Can you write out all of the material below, word for word?

*** Extracted entries

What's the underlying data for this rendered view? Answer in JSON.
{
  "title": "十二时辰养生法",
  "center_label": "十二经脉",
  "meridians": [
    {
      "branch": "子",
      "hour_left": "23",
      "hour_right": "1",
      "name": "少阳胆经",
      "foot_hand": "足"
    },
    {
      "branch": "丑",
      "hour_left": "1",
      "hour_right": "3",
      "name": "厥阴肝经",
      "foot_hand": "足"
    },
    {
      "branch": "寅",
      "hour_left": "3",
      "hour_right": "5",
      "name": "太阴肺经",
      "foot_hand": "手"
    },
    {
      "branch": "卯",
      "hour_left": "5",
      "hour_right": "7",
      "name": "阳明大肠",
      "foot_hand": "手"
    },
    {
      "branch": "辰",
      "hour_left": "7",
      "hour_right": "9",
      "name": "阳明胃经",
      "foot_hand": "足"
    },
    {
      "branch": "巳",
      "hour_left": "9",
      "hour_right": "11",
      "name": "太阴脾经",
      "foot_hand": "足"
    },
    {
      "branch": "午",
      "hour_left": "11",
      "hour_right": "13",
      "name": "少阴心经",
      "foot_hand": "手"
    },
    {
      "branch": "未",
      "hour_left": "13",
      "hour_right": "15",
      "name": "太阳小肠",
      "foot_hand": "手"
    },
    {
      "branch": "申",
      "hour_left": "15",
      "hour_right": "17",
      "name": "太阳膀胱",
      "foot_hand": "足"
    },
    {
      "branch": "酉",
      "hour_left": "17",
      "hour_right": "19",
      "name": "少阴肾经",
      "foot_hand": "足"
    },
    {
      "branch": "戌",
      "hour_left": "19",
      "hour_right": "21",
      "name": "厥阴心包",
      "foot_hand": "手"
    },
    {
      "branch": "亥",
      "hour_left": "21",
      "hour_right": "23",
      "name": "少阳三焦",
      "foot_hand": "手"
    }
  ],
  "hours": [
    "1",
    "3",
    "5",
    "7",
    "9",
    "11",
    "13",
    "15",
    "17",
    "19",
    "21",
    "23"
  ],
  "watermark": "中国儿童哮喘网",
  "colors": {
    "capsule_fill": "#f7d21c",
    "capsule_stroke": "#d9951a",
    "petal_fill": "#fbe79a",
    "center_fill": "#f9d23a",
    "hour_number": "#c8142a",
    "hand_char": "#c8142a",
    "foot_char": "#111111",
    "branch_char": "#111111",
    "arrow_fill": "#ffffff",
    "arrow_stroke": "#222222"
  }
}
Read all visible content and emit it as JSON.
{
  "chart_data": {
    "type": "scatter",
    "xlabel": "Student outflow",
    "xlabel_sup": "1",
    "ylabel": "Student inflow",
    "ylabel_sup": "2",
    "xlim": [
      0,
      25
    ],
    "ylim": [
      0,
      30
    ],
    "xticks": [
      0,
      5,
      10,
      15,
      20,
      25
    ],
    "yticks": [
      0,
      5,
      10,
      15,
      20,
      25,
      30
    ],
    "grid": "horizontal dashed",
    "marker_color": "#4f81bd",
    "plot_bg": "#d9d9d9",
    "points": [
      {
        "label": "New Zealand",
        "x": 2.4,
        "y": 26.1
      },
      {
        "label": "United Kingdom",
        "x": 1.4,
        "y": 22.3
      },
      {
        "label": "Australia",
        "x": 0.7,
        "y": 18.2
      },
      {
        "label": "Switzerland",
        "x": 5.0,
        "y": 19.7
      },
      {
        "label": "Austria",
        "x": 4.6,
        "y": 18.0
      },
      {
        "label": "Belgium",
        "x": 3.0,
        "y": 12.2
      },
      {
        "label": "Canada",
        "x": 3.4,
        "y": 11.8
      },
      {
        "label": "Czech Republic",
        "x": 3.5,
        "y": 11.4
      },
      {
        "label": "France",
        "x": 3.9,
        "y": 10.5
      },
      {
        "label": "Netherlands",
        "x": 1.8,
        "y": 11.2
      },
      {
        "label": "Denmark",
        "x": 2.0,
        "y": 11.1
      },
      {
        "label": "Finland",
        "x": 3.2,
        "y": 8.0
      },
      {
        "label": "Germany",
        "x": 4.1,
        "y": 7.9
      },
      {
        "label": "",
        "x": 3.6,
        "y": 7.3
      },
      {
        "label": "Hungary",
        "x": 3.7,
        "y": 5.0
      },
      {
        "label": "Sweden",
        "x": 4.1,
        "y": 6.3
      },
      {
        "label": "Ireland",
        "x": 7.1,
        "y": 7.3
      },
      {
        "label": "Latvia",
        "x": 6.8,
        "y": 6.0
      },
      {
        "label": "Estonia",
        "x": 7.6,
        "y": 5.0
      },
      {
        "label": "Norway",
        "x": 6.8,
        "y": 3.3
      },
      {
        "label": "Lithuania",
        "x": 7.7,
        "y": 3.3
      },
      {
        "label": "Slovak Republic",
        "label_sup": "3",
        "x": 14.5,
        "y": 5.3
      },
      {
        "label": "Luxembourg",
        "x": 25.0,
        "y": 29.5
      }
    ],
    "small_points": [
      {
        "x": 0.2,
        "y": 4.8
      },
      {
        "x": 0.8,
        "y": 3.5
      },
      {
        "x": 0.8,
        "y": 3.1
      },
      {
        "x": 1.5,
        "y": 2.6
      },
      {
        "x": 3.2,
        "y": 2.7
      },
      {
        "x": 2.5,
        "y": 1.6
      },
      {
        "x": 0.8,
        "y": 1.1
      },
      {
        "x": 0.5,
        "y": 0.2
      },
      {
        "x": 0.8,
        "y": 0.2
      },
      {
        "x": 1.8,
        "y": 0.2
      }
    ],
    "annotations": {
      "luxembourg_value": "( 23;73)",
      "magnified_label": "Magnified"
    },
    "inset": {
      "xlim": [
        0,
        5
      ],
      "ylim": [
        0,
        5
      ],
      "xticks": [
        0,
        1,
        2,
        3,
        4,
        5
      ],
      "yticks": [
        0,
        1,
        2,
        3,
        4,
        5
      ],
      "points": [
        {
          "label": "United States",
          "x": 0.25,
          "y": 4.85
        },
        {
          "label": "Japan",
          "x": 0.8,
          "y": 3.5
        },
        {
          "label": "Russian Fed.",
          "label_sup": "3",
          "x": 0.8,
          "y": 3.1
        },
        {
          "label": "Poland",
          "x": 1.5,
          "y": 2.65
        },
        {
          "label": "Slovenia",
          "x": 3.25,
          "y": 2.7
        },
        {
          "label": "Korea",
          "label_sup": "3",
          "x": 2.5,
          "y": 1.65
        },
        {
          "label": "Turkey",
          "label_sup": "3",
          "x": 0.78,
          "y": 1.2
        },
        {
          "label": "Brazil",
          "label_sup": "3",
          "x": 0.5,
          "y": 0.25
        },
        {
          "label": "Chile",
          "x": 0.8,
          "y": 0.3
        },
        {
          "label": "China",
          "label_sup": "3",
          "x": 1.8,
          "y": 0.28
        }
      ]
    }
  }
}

******

◆ Task answer
What's the underlying data for this rendered view? Answer in JSON.
{
  "title": "十二时辰养生法",
  "center_label": "十二经脉",
  "meridians": [
    {
      "branch": "子",
      "hour_left": "23",
      "hour_right": "1",
      "name": "少阳胆经",
      "foot_hand": "足"
    },
    {
      "branch": "丑",
      "hour_left": "1",
      "hour_right": "3",
      "name": "厥阴肝经",
      "foot_hand": "足"
    },
    {
      "branch": "寅",
      "hour_left": "3",
      "hour_right": "5",
      "name": "太阴肺经",
      "foot_hand": "手"
    },
    {
      "branch": "卯",
      "hour_left": "5",
      "hour_right": "7",
      "name": "阳明大肠",
      "foot_hand": "手"
    },
    {
      "branch": "辰",
      "hour_left": "7",
      "hour_right": "9",
      "name": "阳明胃经",
      "foot_hand": "足"
    },
    {
      "branch": "巳",
      "hour_left": "9",
      "hour_right": "11",
      "name": "太阴脾经",
      "foot_hand": "足"
    },
    {
      "branch": "午",
      "hour_left": "11",
      "hour_right": "13",
      "name": "少阴心经",
      "foot_hand": "手"
    },
    {
      "branch": "未",
      "hour_left": "13",
      "hour_right": "15",
      "name": "太阳小肠",
      "foot_hand": "手"
    },
    {
      "branch": "申",
      "hour_left": "15",
      "hour_right": "17",
      "name": "太阳膀胱",
      "foot_hand": "足"
    },
    {
      "branch": "酉",
      "hour_left": "17",
      "hour_right": "19",
      "name": "少阴肾经",
      "foot_hand": "足"
    },
    {
      "branch": "戌",
      "hour_left": "19",
      "hour_right": "21",
      "name": "厥阴心包",
      "foot_hand": "手"
    },
    {
      "branch": "亥",
      "hour_left": "21",
      "hour_right": "23",
      "name": "少阳三焦",
      "foot_hand": "手"
    }
  ],
  "hours": [
    "1",
    "3",
    "5",
    "7",
    "9",
    "11",
    "13",
    "15",
    "17",
    "19",
    "21",
    "23"
  ],
  "watermark": "中国儿童哮喘网",
  "colors": {
    "capsule_fill": "#f7d21c",
    "capsule_stroke": "#d9951a",
    "petal_fill": "#fbe79a",
    "center_fill": "#f9d23a",
    "hour_number": "#c8142a",
    "hand_char": "#c8142a",
    "foot_char": "#111111",
    "branch_char": "#111111",
    "arrow_fill": "#ffffff",
    "arrow_stroke": "#222222"
  }
}
Read all visible content and emit it as JSON.
{
  "chart_data": {
    "type": "scatter",
    "xlabel": "Student outflow",
    "xlabel_sup": "1",
    "ylabel": "Student inflow",
    "ylabel_sup": "2",
    "xlim": [
      0,
      25
    ],
    "ylim": [
      0,
      30
    ],
    "xticks": [
      0,
      5,
      10,
      15,
      20,
      25
    ],
    "yticks": [
      0,
      5,
      10,
      15,
      20,
      25,
      30
    ],
    "grid": "horizontal dashed",
    "marker_color": "#4f81bd",
    "plot_bg": "#d9d9d9",
    "points": [
      {
        "label": "New Zealand",
        "x": 2.4,
        "y": 26.1
      },
      {
        "label": "United Kingdom",
        "x": 1.4,
        "y": 22.3
      },
      {
        "label": "Australia",
        "x": 0.7,
        "y": 18.2
      },
      {
        "label": "Switzerland",
        "x": 5.0,
        "y": 19.7
      },
      {
        "label": "Austria",
        "x": 4.6,
        "y": 18.0
      },
      {
        "label": "Belgium",
        "x": 3.0,
        "y": 12.2
      },
      {
        "label": "Canada",
        "x": 3.4,
        "y": 11.8
      },
      {
        "label": "Czech Republic",
        "x": 3.5,
        "y": 11.4
      },
      {
        "label": "France",
        "x": 3.9,
        "y": 10.5
      },
      {
        "label": "Netherlands",
        "x": 1.8,
        "y": 11.2
      },
      {
        "label": "Denmark",
        "x": 2.0,
        "y": 11.1
      },
      {
        "label": "Finland",
        "x": 3.2,
        "y": 8.0
      },
      {
        "label": "Germany",
        "x": 4.1,
        "y": 7.9
      },
      {
        "label": "",
        "x": 3.6,
        "y": 7.3
      },
      {
        "label": "Hungary",
        "x": 3.7,
        "y": 5.0
      },
      {
        "label": "Sweden",
        "x": 4.1,
        "y": 6.3
      },
      {
        "label": "Ireland",
        "x": 7.1,
        "y": 7.3
      },
      {
        "label": "Latvia",
        "x": 6.8,
        "y": 6.0
      },
      {
        "label": "Estonia",
        "x": 7.6,
        "y": 5.0
      },
      {
        "label": "Norway",
        "x": 6.8,
        "y": 3.3
      },
      {
        "label": "Lithuania",
        "x": 7.7,
        "y": 3.3
      },
      {
        "label": "Slovak Republic",
        "label_sup": "3",
        "x": 14.5,
        "y": 5.3
      },
      {
        "label": "Luxembourg",
        "x": 25.0,
        "y": 29.5
      }
    ],
    "small_points": [
      {
        "x": 0.2,
        "y": 4.8
      },
      {
        "x": 0.8,
        "y": 3.5
      },
      {
        "x": 0.8,
        "y": 3.1
      },
      {
        "x": 1.5,
        "y": 2.6
      },
      {
        "x": 3.2,
        "y": 2.7
      },
      {
        "x": 2.5,
        "y": 1.6
      },
      {
        "x": 0.8,
        "y": 1.1
      },
      {
        "x": 0.5,
        "y": 0.2
      },
      {
        "x": 0.8,
        "y": 0.2
      },
      {
        "x": 1.8,
        "y": 0.2
      }
    ],
    "annotations": {
      "luxembourg_value": "( 23;73)",
      "magnified_label": "Magnified"
    },
    "inset": {
      "xlim": [
        0,
        5
      ],
      "ylim": [
        0,
        5
      ],
      "xticks": [
        0,
        1,
        2,
        3,
        4,
        5
      ],
      "yticks": [
        0,
        1,
        2,
        3,
        4,
        5
      ],
      "points": [
        {
          "label": "United States",
          "x": 0.25,
          "y": 4.85
        },
        {
          "label": "Japan",
          "x": 0.8,
          "y": 3.5
        },
        {
          "label": "Russian Fed.",
          "label_sup": "3",
          "x": 0.8,
          "y": 3.1
        },
        {
          "label": "Poland",
          "x": 1.5,
          "y": 2.65
        },
        {
          "label": "Slovenia",
          "x": 3.25,
          "y": 2.7
        },
        {
          "label": "Korea",
          "label_sup": "3",
          "x": 2.5,
          "y": 1.65
        },
        {
          "label": "Turkey",
          "label_sup": "3",
          "x": 0.78,
          "y": 1.2
        },
        {
          "label": "Brazil",
          "label_sup": "3",
          "x": 0.5,
          "y": 0.25
        },
        {
          "label": "Chile",
          "x": 0.8,
          "y": 0.3
        },
        {
          "label": "China",
          "label_sup": "3",
          "x": 1.8,
          "y": 0.28
        }
      ]
    }
  }
}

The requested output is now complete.